[Given exercise] Locate every line below that contains the word "more" and copy it.

* Start *

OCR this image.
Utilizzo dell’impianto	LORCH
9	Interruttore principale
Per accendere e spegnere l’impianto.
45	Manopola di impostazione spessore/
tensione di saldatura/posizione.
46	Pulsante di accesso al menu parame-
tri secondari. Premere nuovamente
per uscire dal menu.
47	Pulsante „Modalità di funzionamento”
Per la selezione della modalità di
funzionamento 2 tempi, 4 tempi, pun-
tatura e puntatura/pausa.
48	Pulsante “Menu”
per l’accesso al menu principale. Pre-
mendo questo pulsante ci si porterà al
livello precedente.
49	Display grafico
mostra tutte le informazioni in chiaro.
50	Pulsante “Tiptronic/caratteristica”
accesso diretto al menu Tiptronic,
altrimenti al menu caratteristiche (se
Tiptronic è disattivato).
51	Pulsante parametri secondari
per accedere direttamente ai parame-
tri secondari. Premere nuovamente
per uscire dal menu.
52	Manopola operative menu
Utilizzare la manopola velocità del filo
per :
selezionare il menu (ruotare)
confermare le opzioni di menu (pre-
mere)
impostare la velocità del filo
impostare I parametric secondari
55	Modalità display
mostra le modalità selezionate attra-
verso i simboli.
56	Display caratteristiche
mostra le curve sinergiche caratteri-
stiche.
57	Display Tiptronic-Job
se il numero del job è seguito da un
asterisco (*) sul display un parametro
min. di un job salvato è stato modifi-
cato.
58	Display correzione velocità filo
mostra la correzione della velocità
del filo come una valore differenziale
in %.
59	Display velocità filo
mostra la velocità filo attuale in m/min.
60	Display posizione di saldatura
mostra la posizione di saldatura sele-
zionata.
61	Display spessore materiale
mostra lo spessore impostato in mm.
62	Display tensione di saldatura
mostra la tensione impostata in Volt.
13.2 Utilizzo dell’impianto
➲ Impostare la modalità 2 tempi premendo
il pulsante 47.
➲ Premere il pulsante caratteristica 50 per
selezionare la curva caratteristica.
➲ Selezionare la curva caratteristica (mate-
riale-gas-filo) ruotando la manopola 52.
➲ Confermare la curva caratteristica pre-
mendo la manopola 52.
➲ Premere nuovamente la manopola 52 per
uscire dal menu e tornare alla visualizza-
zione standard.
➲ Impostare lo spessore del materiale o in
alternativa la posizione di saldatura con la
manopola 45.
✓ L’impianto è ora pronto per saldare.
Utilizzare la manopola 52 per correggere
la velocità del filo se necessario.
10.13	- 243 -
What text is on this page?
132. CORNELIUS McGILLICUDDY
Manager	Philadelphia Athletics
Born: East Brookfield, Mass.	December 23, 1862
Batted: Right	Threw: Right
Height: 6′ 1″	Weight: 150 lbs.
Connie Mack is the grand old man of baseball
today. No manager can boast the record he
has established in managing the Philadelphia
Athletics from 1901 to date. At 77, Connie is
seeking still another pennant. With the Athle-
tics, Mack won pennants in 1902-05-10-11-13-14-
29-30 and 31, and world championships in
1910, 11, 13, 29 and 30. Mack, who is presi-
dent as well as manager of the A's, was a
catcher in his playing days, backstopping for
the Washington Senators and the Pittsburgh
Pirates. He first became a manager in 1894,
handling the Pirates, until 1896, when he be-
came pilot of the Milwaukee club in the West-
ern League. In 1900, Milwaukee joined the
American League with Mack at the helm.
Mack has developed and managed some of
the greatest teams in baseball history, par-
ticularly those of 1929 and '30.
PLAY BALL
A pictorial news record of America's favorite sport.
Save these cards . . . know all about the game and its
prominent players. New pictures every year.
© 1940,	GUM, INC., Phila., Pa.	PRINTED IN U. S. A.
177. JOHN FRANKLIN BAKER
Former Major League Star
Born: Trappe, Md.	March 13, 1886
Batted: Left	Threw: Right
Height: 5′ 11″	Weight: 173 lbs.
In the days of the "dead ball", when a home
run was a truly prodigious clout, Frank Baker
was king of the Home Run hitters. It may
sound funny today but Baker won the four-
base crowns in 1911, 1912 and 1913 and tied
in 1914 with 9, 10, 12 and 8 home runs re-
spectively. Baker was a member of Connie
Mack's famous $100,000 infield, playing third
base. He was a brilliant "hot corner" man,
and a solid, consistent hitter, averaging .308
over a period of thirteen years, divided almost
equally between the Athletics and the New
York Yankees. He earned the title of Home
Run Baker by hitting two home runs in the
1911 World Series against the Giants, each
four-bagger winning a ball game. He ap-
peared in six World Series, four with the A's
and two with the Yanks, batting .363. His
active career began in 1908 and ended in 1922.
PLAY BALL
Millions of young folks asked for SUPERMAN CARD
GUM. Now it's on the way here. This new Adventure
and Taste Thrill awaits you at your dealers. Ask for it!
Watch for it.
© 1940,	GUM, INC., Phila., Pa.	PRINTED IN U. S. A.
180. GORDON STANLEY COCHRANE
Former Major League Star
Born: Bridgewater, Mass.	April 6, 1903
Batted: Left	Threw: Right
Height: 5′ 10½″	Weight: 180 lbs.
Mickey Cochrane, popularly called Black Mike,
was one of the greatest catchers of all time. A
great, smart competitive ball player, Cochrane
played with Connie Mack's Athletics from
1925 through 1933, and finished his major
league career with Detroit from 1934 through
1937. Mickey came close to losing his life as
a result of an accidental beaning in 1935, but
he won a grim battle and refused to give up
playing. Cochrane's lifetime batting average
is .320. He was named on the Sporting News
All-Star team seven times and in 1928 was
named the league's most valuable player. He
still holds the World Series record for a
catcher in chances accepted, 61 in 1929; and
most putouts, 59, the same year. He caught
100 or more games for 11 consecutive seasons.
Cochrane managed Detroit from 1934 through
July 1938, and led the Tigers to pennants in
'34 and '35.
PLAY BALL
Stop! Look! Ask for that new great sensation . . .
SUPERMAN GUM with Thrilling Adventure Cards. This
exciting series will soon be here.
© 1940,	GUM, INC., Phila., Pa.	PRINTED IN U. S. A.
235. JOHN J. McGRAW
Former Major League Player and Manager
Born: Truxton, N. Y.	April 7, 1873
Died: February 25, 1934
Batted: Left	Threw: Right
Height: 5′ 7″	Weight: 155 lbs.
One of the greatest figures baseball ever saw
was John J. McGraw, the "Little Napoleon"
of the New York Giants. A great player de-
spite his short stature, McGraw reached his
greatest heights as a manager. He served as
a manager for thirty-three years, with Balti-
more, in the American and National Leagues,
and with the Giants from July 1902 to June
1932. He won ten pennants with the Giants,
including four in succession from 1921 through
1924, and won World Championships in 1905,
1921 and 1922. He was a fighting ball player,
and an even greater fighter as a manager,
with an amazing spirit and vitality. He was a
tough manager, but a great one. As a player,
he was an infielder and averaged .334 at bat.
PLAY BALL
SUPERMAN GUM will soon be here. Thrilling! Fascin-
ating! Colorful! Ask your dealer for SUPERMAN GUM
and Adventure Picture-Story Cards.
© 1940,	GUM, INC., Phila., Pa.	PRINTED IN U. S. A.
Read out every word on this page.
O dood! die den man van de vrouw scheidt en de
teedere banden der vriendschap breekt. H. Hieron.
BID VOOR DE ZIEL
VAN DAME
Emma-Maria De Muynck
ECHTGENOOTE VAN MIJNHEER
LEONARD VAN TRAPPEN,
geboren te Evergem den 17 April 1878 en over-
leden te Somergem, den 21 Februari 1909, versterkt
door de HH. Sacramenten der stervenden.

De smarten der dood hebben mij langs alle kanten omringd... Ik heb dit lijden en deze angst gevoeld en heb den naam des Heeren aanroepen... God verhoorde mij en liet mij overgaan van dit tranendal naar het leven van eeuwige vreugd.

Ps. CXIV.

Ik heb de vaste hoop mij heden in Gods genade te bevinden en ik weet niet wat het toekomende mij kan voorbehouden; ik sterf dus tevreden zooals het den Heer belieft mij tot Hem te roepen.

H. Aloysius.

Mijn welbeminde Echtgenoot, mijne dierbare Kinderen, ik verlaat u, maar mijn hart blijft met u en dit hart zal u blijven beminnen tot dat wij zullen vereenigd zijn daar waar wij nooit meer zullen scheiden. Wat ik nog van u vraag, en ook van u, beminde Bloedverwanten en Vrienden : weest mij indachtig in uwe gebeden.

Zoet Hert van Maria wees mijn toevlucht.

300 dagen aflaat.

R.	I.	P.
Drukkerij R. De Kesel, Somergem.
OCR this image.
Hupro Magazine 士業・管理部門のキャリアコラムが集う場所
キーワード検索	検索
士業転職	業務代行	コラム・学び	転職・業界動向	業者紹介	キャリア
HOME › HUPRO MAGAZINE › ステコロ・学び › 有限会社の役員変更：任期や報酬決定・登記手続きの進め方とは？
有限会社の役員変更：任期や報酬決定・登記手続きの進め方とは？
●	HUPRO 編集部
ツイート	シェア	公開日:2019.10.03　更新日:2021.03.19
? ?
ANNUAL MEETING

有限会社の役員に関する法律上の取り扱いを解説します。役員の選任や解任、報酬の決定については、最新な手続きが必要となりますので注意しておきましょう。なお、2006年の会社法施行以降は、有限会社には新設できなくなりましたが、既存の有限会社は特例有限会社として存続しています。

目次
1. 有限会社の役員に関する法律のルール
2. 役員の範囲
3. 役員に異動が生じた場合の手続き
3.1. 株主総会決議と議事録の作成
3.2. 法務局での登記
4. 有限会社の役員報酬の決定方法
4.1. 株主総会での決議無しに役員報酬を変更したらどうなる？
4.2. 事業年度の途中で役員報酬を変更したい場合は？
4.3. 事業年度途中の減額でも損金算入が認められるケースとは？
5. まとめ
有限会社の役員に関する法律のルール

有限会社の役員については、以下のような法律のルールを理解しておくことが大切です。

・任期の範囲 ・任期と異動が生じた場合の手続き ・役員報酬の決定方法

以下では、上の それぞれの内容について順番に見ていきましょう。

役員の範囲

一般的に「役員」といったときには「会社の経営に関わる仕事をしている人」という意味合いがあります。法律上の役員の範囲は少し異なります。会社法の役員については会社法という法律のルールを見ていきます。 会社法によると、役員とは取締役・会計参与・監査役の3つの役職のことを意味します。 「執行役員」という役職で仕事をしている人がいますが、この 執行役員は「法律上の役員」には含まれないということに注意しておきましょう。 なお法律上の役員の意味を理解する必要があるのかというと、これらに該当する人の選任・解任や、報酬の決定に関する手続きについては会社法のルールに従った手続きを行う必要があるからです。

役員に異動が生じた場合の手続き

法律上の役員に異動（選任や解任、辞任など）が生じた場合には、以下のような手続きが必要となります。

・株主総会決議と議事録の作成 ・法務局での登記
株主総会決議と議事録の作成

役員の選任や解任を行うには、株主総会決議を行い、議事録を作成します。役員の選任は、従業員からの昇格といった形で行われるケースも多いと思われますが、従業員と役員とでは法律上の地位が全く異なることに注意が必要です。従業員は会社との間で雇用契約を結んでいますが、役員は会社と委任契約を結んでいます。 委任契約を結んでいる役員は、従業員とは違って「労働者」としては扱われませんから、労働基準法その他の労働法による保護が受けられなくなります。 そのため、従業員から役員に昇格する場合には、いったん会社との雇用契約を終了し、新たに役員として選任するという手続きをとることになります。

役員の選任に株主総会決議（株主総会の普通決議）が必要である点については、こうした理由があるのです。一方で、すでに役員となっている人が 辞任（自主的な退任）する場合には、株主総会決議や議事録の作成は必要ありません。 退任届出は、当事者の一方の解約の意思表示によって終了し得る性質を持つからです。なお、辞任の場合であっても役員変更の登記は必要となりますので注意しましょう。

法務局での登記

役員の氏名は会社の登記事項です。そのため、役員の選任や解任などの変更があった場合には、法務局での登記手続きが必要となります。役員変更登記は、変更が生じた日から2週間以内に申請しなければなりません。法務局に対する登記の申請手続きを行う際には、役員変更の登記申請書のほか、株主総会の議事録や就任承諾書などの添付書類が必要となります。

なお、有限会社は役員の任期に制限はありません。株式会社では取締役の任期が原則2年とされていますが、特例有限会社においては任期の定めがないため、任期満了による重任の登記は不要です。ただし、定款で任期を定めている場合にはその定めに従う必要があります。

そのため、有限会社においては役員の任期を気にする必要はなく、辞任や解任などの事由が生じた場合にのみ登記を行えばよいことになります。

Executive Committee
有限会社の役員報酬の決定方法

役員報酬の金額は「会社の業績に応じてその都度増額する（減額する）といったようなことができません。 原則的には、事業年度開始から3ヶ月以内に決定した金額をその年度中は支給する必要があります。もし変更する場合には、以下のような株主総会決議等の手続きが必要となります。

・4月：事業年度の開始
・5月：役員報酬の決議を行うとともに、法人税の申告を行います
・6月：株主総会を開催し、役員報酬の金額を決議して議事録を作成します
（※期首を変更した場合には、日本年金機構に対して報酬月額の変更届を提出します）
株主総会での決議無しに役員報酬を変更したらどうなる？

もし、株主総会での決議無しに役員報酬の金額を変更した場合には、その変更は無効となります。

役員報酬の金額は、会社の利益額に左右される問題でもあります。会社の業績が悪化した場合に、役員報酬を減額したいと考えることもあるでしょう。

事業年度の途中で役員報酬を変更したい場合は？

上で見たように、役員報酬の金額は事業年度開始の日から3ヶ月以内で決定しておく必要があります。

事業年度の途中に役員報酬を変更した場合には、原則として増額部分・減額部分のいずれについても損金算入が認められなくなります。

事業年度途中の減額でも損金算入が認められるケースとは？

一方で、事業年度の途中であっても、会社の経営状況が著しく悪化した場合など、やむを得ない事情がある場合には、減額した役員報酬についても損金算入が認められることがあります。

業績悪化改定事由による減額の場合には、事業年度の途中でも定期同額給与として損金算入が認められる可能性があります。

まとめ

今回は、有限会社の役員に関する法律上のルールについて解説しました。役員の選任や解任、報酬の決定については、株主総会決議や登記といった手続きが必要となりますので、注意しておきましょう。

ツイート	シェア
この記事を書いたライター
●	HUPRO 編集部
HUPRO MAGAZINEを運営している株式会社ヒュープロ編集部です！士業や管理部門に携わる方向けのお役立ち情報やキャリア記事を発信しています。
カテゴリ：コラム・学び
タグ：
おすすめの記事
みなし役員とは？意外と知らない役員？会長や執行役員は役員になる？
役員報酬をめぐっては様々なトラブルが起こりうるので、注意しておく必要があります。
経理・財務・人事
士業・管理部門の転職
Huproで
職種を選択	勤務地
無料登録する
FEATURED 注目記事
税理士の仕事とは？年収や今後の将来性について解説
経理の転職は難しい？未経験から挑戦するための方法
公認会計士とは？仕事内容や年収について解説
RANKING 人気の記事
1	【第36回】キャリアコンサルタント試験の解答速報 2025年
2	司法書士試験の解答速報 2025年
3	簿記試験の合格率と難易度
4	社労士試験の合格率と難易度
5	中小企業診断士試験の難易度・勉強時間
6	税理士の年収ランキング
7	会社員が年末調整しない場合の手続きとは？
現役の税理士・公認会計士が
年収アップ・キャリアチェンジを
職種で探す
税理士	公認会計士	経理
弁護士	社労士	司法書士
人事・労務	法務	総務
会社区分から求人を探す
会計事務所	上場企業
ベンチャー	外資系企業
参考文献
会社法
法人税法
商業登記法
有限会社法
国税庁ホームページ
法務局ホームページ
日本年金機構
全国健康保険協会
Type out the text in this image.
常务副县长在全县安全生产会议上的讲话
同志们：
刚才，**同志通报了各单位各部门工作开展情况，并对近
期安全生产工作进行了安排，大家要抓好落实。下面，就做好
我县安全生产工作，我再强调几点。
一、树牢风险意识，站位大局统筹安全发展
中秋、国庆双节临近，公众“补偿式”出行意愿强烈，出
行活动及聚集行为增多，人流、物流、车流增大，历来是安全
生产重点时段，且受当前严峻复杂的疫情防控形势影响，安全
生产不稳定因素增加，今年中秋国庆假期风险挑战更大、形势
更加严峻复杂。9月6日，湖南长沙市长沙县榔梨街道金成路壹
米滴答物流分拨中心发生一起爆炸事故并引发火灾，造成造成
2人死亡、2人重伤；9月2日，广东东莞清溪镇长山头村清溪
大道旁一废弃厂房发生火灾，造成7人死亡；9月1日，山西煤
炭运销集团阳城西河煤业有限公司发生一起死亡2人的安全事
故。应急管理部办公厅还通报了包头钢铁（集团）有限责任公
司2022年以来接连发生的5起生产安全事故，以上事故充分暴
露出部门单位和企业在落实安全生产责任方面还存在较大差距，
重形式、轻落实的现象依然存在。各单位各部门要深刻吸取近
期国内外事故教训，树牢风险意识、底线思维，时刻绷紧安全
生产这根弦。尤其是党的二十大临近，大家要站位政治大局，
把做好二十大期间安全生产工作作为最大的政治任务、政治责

* End *

[Answer to the exercise]
100 or more games for 11 consecutive seasons.
more, in the American and National Leagues,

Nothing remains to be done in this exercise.